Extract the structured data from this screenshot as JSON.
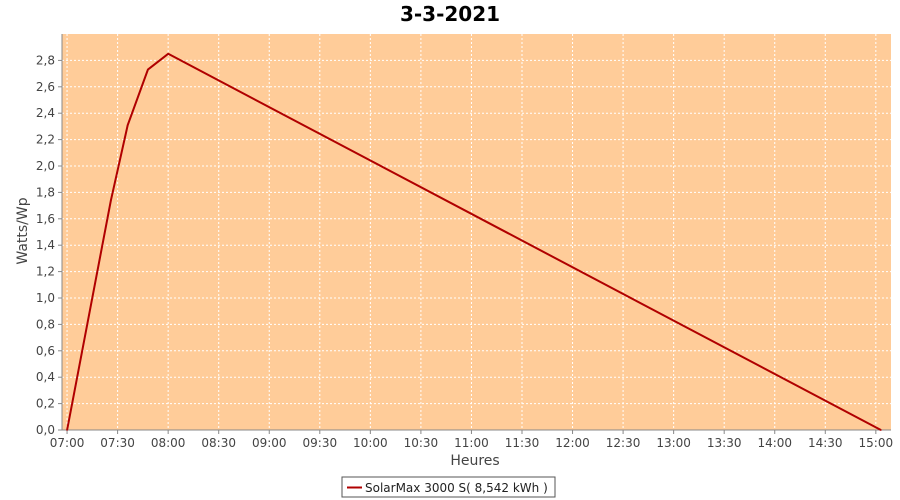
{
  "chart_data": {
    "type": "line",
    "title": "3-3-2021",
    "xlabel": "Heures",
    "ylabel": "Watts/Wp",
    "x_ticks": [
      "07:00",
      "07:30",
      "08:00",
      "08:30",
      "09:00",
      "09:30",
      "10:00",
      "10:30",
      "11:00",
      "11:30",
      "12:00",
      "12:30",
      "13:00",
      "13:30",
      "14:00",
      "14:30",
      "15:00"
    ],
    "y_ticks": [
      "0,0",
      "0,2",
      "0,4",
      "0,6",
      "0,8",
      "1,0",
      "1,2",
      "1,4",
      "1,6",
      "1,8",
      "2,0",
      "2,2",
      "2,4",
      "2,6",
      "2,8"
    ],
    "xlim": [
      "06:57",
      "15:09"
    ],
    "ylim": [
      0,
      3.0
    ],
    "grid": true,
    "legend_position": "bottom-center",
    "series": [
      {
        "name": "SolarMax 3000 S( 8,542 kWh )",
        "color": "#b00000",
        "points": [
          {
            "x": "07:00",
            "y": 0.0
          },
          {
            "x": "07:26",
            "y": 1.74
          },
          {
            "x": "07:36",
            "y": 2.31
          },
          {
            "x": "07:48",
            "y": 2.73
          },
          {
            "x": "08:00",
            "y": 2.85
          },
          {
            "x": "15:03",
            "y": 0.0
          }
        ]
      }
    ]
  },
  "colors": {
    "plot_background": "#ffcc99",
    "grid": "#ffffff",
    "axis": "#888888"
  }
}
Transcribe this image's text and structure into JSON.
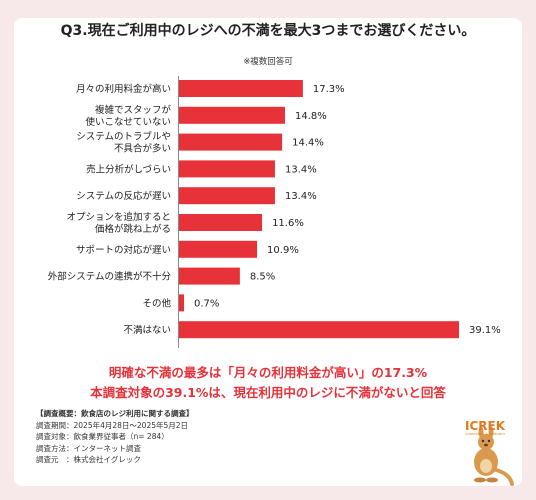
{
  "title": "Q3.現在ご利用中のレジへの不満を最大3つまでお選びください。",
  "note": "※複数回答可",
  "chart_data": {
    "type": "bar",
    "orientation": "horizontal",
    "unit": "%",
    "categories": [
      [
        "月々の利用料金が高い"
      ],
      [
        "複雑でスタッフが",
        "使いこなせていない"
      ],
      [
        "システムのトラブルや",
        "不具合が多い"
      ],
      [
        "売上分析がしづらい"
      ],
      [
        "システムの反応が遅い"
      ],
      [
        "オプションを追加すると",
        "価格が跳ね上がる"
      ],
      [
        "サポートの対応が遅い"
      ],
      [
        "外部システムの連携が不十分"
      ],
      [
        "その他"
      ],
      [
        "不満はない"
      ]
    ],
    "values": [
      17.3,
      14.8,
      14.4,
      13.4,
      13.4,
      11.6,
      10.9,
      8.5,
      0.7,
      39.1
    ],
    "value_labels": [
      "17.3%",
      "14.8%",
      "14.4%",
      "13.4%",
      "13.4%",
      "11.6%",
      "10.9%",
      "8.5%",
      "0.7%",
      "39.1%"
    ],
    "bar_color": "#e8323a",
    "grid": false,
    "legend": "none"
  },
  "highlight": {
    "line1": "明確な不満の最多は「月々の利用料金が高い」の17.3%",
    "line2": "本調査対象の39.1%は、現在利用中のレジに不満がないと回答"
  },
  "survey": {
    "heading": "【調査概要：飲食店のレジ利用に関する調査】",
    "lines": [
      "調査期間：2025年4月28日～2025年5月2日",
      "調査対象：飲食業界従事者（n= 284）",
      "調査方法：インターネット調査",
      "調査元　：株式会社イグレック"
    ]
  },
  "logo": {
    "text": "ICREK",
    "subtext": "CONSULTING & RESEARCH",
    "icon": "kangaroo-logo-icon"
  }
}
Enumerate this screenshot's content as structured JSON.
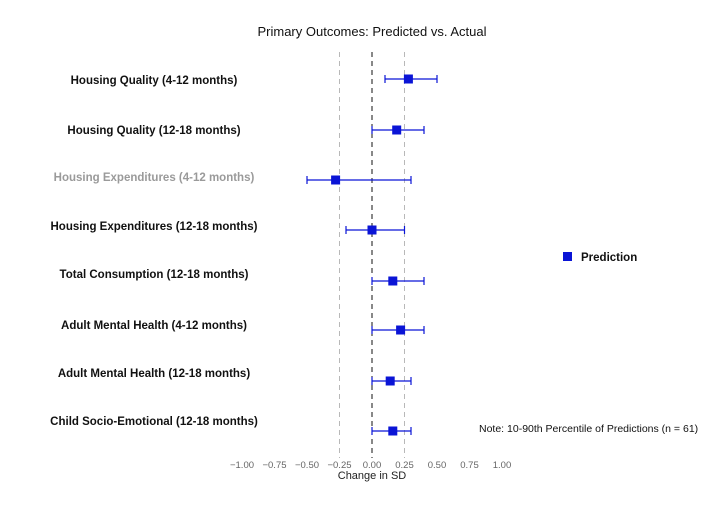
{
  "chart_data": {
    "type": "scatter",
    "title": "Primary Outcomes: Predicted vs. Actual",
    "xlabel": "Change in SD",
    "ylabel": "",
    "xlim": [
      -1.0,
      1.0
    ],
    "x_ticks": [
      "−1.00",
      "−0.75",
      "−0.50",
      "−0.25",
      "0.00",
      "0.25",
      "0.50",
      "0.75",
      "1.00"
    ],
    "x_tick_values": [
      -1.0,
      -0.75,
      -0.5,
      -0.25,
      0.0,
      0.25,
      0.5,
      0.75,
      1.0
    ],
    "reference_lines": [
      {
        "x": -0.25,
        "style": "dashed",
        "color": "#b8b8b8"
      },
      {
        "x": 0.0,
        "style": "dashed",
        "color": "#111111"
      },
      {
        "x": 0.25,
        "style": "dashed",
        "color": "#b8b8b8"
      }
    ],
    "categories": [
      "Housing Quality (4-12 months)",
      "Housing Quality (12-18 months)",
      "Housing Expenditures (4-12 months)",
      "Housing Expenditures (12-18 months)",
      "Total Consumption (12-18 months)",
      "Adult Mental Health (4-12 months)",
      "Adult Mental Health (12-18 months)",
      "Child Socio-Emotional (12-18 months)"
    ],
    "category_muted": [
      false,
      false,
      true,
      false,
      false,
      false,
      false,
      false
    ],
    "series": [
      {
        "name": "Prediction",
        "color": "#0a14d6",
        "points": [
          {
            "x": 0.28,
            "lo": 0.1,
            "hi": 0.5
          },
          {
            "x": 0.19,
            "lo": 0.0,
            "hi": 0.4
          },
          {
            "x": -0.28,
            "lo": -0.5,
            "hi": 0.3
          },
          {
            "x": 0.0,
            "lo": -0.2,
            "hi": 0.25
          },
          {
            "x": 0.16,
            "lo": 0.0,
            "hi": 0.4
          },
          {
            "x": 0.22,
            "lo": 0.0,
            "hi": 0.4
          },
          {
            "x": 0.14,
            "lo": 0.0,
            "hi": 0.3
          },
          {
            "x": 0.16,
            "lo": 0.0,
            "hi": 0.3
          }
        ]
      }
    ],
    "legend": {
      "label": "Prediction",
      "color": "#0a14d6",
      "position": "right"
    },
    "note": "Note: 10-90th Percentile of Predictions (n = 61)"
  }
}
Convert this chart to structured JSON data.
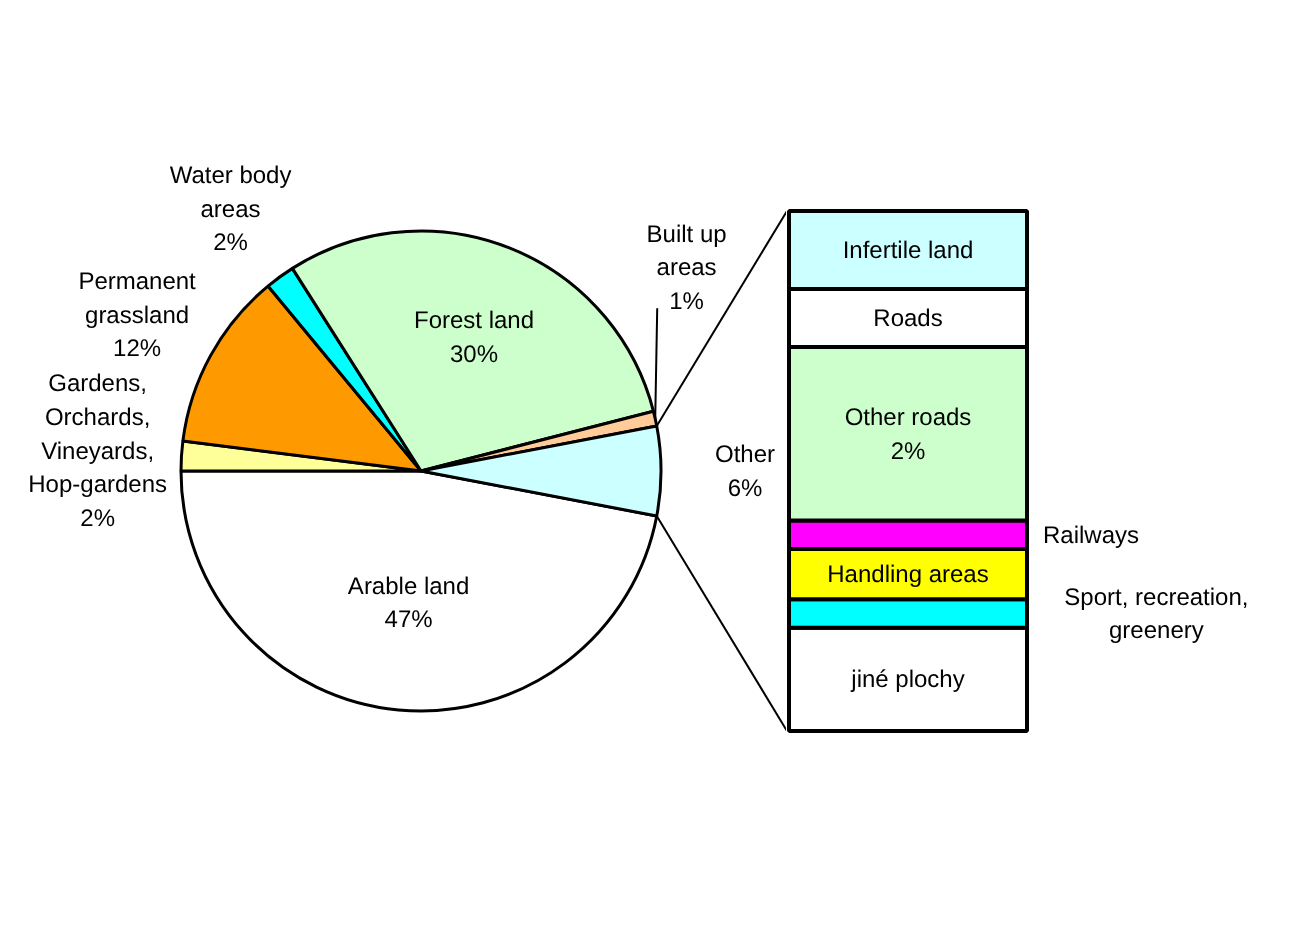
{
  "chart_data": [
    {
      "type": "pie",
      "categories": [
        "Arable land",
        "Gardens, Orchards, Vineyards, Hop-gardens",
        "Permanent grassland",
        "Water body areas",
        "Forest land",
        "Built up areas",
        "Other"
      ],
      "values": [
        47,
        2,
        12,
        2,
        30,
        1,
        6
      ],
      "value_labels": [
        "47%",
        "2%",
        "12%",
        "2%",
        "30%",
        "1%",
        "6%"
      ],
      "colors": [
        "#ffffff",
        "#ffff99",
        "#ff9900",
        "#00ffff",
        "#ccffcc",
        "#ffcc99",
        "#ccffff"
      ]
    },
    {
      "type": "bar",
      "stacked": true,
      "categories": [
        null
      ],
      "series": [
        {
          "name": "jiné plochy",
          "color": "#ffffff",
          "values": [
            1.19
          ]
        },
        {
          "name": "Sport, recreation, greenery",
          "color": "#00ffff",
          "values": [
            0.33
          ]
        },
        {
          "name": "Handling areas",
          "color": "#ffff00",
          "values": [
            0.58
          ]
        },
        {
          "name": "Railways",
          "color": "#ff00ff",
          "values": [
            0.33
          ]
        },
        {
          "name": "Other roads",
          "color": "#ccffcc",
          "values": [
            2
          ],
          "value_labels": [
            "2%"
          ]
        },
        {
          "name": "Roads",
          "color": "#ffffff",
          "values": [
            0.67
          ]
        },
        {
          "name": "Infertile land",
          "color": "#ccffff",
          "values": [
            0.9
          ]
        }
      ]
    }
  ]
}
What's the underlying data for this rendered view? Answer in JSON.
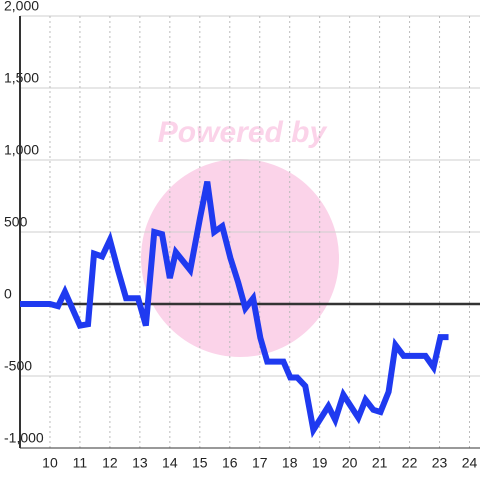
{
  "chart_data": {
    "type": "line",
    "watermark": "Powered by",
    "x": [
      9,
      10,
      10.27,
      10.5,
      11,
      11.27,
      11.47,
      11.74,
      12,
      12.27,
      12.54,
      12.94,
      13.2,
      13.48,
      13.74,
      14,
      14.2,
      14.68,
      15.01,
      15.25,
      15.48,
      15.75,
      16.02,
      16.28,
      16.52,
      16.78,
      17.02,
      17.25,
      17.79,
      18.02,
      18.25,
      18.52,
      18.79,
      19.29,
      19.52,
      19.79,
      20.29,
      20.53,
      20.79,
      21.03,
      21.3,
      21.53,
      21.8,
      22.53,
      22.8,
      23.03,
      23.3
    ],
    "series": [
      {
        "color": "#1f3af0",
        "values": [
          0,
          0,
          -15,
          85,
          -150,
          -140,
          350,
          330,
          445,
          235,
          40,
          40,
          -150,
          500,
          485,
          180,
          360,
          235,
          600,
          850,
          500,
          540,
          320,
          150,
          -30,
          40,
          -235,
          -400,
          -400,
          -510,
          -510,
          -570,
          -875,
          -710,
          -805,
          -630,
          -790,
          -665,
          -735,
          -750,
          -610,
          -285,
          -360,
          -360,
          -440,
          -230,
          -230
        ]
      }
    ],
    "xlim": [
      9,
      24.35
    ],
    "xticks": [
      10,
      11,
      12,
      13,
      14,
      15,
      16,
      17,
      18,
      19,
      20,
      21,
      22,
      23,
      24
    ],
    "ylim": [
      -1000,
      2000
    ],
    "yticks": [
      {
        "value": -1000,
        "label": "-1,000"
      },
      -500,
      0,
      500,
      {
        "value": 1000,
        "label": "1,000"
      },
      {
        "value": 1500,
        "label": "1,500"
      },
      {
        "value": 2000,
        "label": "2,000"
      }
    ],
    "grid": true
  }
}
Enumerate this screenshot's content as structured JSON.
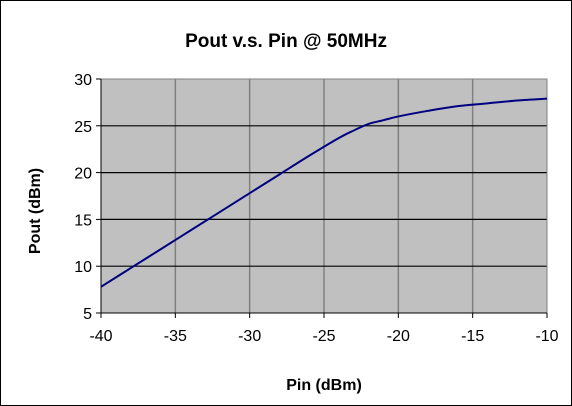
{
  "chart_data": {
    "type": "line",
    "title": "Pout v.s. Pin @ 50MHz",
    "xlabel": "Pin (dBm)",
    "ylabel": "Pout (dBm)",
    "xlim": [
      -40,
      -10
    ],
    "ylim": [
      5,
      30
    ],
    "xticks": [
      "-40",
      "-35",
      "-30",
      "-25",
      "-20",
      "-15",
      "-10"
    ],
    "yticks": [
      "5",
      "10",
      "15",
      "20",
      "25",
      "30"
    ],
    "grid": true,
    "legend": "none",
    "colors": {
      "plot_area": "#c0c0c0",
      "line": "#000080",
      "grid_h": "#000000",
      "grid_v": "#808080"
    },
    "series": [
      {
        "x": [
          -40,
          -38,
          -36,
          -34,
          -32,
          -30,
          -28,
          -26,
          -24,
          -23,
          -22,
          -21,
          -20,
          -18,
          -16,
          -14,
          -12,
          -10
        ],
        "y": [
          7.8,
          9.8,
          11.8,
          13.8,
          15.8,
          17.8,
          19.8,
          21.8,
          23.7,
          24.5,
          25.2,
          25.6,
          26.0,
          26.6,
          27.1,
          27.4,
          27.7,
          27.9
        ]
      }
    ]
  }
}
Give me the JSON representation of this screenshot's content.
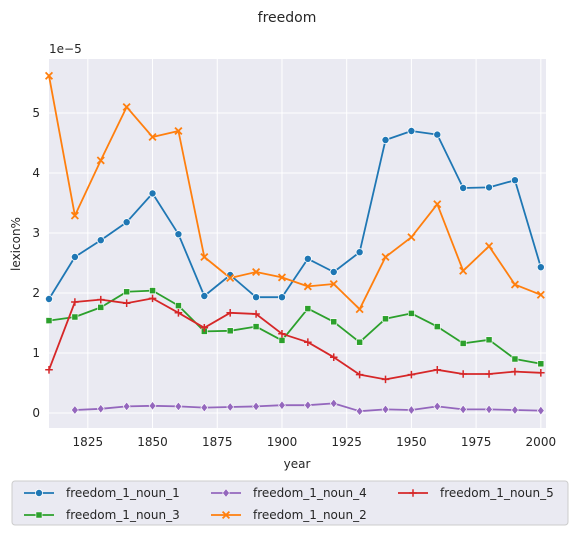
{
  "chart_data": {
    "type": "line",
    "title": "freedom",
    "xlabel": "year",
    "ylabel": "lexicon%",
    "y_offset_label": "1e−5",
    "xlim": [
      1810,
      2002
    ],
    "ylim": [
      -0.25,
      5.9
    ],
    "x_ticks": [
      1825,
      1850,
      1875,
      1900,
      1925,
      1950,
      1975,
      2000
    ],
    "y_ticks": [
      0,
      1,
      2,
      3,
      4,
      5
    ],
    "grid": true,
    "legend_position": "bottom",
    "series": [
      {
        "name": "freedom_1_noun_1",
        "color": "#1f77b4",
        "marker": "circle",
        "x": [
          1810,
          1820,
          1830,
          1840,
          1850,
          1860,
          1870,
          1880,
          1890,
          1900,
          1910,
          1920,
          1930,
          1940,
          1950,
          1960,
          1970,
          1980,
          1990,
          2000
        ],
        "y": [
          1.9,
          2.6,
          2.88,
          3.18,
          3.66,
          2.98,
          1.95,
          2.3,
          1.93,
          1.93,
          2.57,
          2.35,
          2.68,
          4.55,
          4.7,
          4.64,
          3.75,
          3.76,
          3.88,
          2.43
        ]
      },
      {
        "name": "freedom_1_noun_2",
        "color": "#ff7f0e",
        "marker": "x",
        "x": [
          1810,
          1820,
          1830,
          1840,
          1850,
          1860,
          1870,
          1880,
          1890,
          1900,
          1910,
          1920,
          1930,
          1940,
          1950,
          1960,
          1970,
          1980,
          1990,
          2000
        ],
        "y": [
          5.62,
          3.29,
          4.21,
          5.1,
          4.6,
          4.7,
          2.6,
          2.25,
          2.35,
          2.26,
          2.11,
          2.15,
          1.73,
          2.6,
          2.93,
          3.48,
          2.37,
          2.78,
          2.14,
          1.97
        ]
      },
      {
        "name": "freedom_1_noun_3",
        "color": "#2ca02c",
        "marker": "square",
        "x": [
          1810,
          1820,
          1830,
          1840,
          1850,
          1860,
          1870,
          1880,
          1890,
          1900,
          1910,
          1920,
          1930,
          1940,
          1950,
          1960,
          1970,
          1980,
          1990,
          2000
        ],
        "y": [
          1.54,
          1.6,
          1.76,
          2.02,
          2.04,
          1.79,
          1.36,
          1.37,
          1.44,
          1.21,
          1.74,
          1.52,
          1.18,
          1.57,
          1.66,
          1.44,
          1.16,
          1.22,
          0.9,
          0.82
        ]
      },
      {
        "name": "freedom_1_noun_5",
        "color": "#d62728",
        "marker": "plus",
        "x": [
          1810,
          1820,
          1830,
          1840,
          1850,
          1860,
          1870,
          1880,
          1890,
          1900,
          1910,
          1920,
          1930,
          1940,
          1950,
          1960,
          1970,
          1980,
          1990,
          2000
        ],
        "y": [
          0.72,
          1.85,
          1.89,
          1.83,
          1.91,
          1.67,
          1.42,
          1.67,
          1.65,
          1.32,
          1.18,
          0.93,
          0.64,
          0.56,
          0.64,
          0.72,
          0.65,
          0.65,
          0.69,
          0.67
        ]
      },
      {
        "name": "freedom_1_noun_4",
        "color": "#9467bd",
        "marker": "diamond",
        "x": [
          1820,
          1830,
          1840,
          1850,
          1860,
          1870,
          1880,
          1890,
          1900,
          1910,
          1920,
          1930,
          1940,
          1950,
          1960,
          1970,
          1980,
          1990,
          2000
        ],
        "y": [
          0.05,
          0.07,
          0.11,
          0.12,
          0.11,
          0.09,
          0.1,
          0.11,
          0.13,
          0.13,
          0.16,
          0.03,
          0.06,
          0.05,
          0.11,
          0.06,
          0.06,
          0.05,
          0.04
        ]
      }
    ],
    "legend_order": [
      0,
      2,
      4,
      1,
      3
    ]
  }
}
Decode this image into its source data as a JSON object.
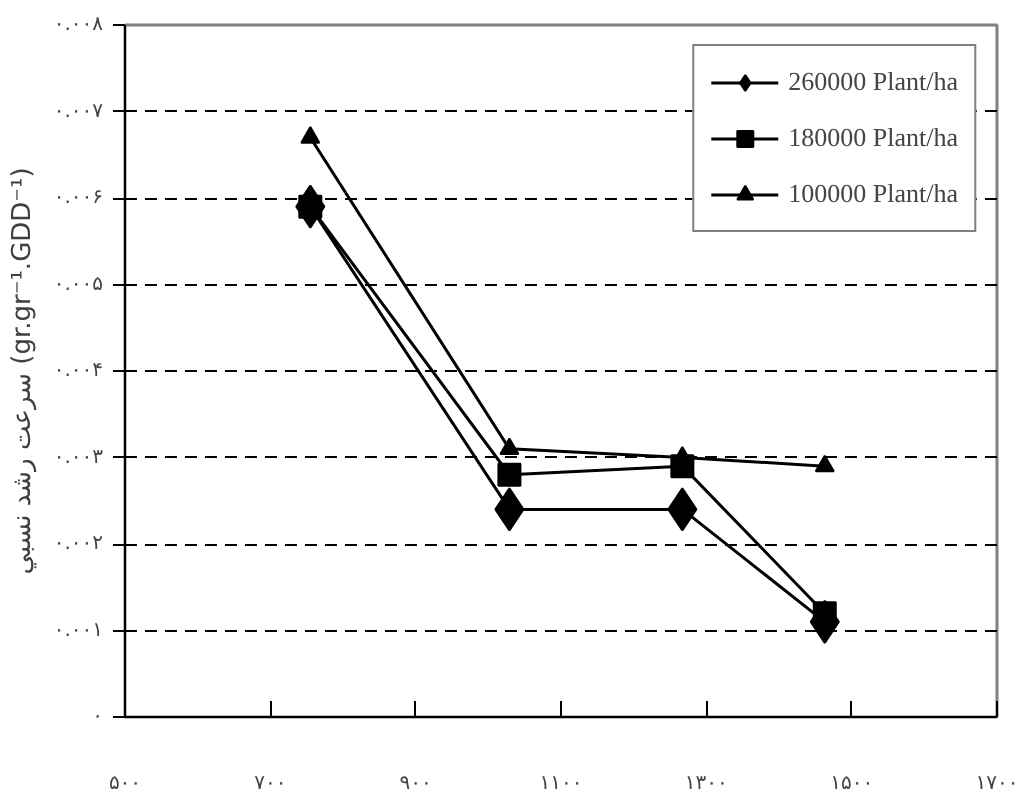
# # # # #
= STATED PROBLEM =
Using the records given above, list every line that includes the word "Housing".

= EXERCISE RESPONSE =
      "Housing Quality (4-12 months)",
      "Housing Quality (12-18 months)",
      "Housing Expenditures (4-12 months)",
      "Housing Expenditures (12-18 months)",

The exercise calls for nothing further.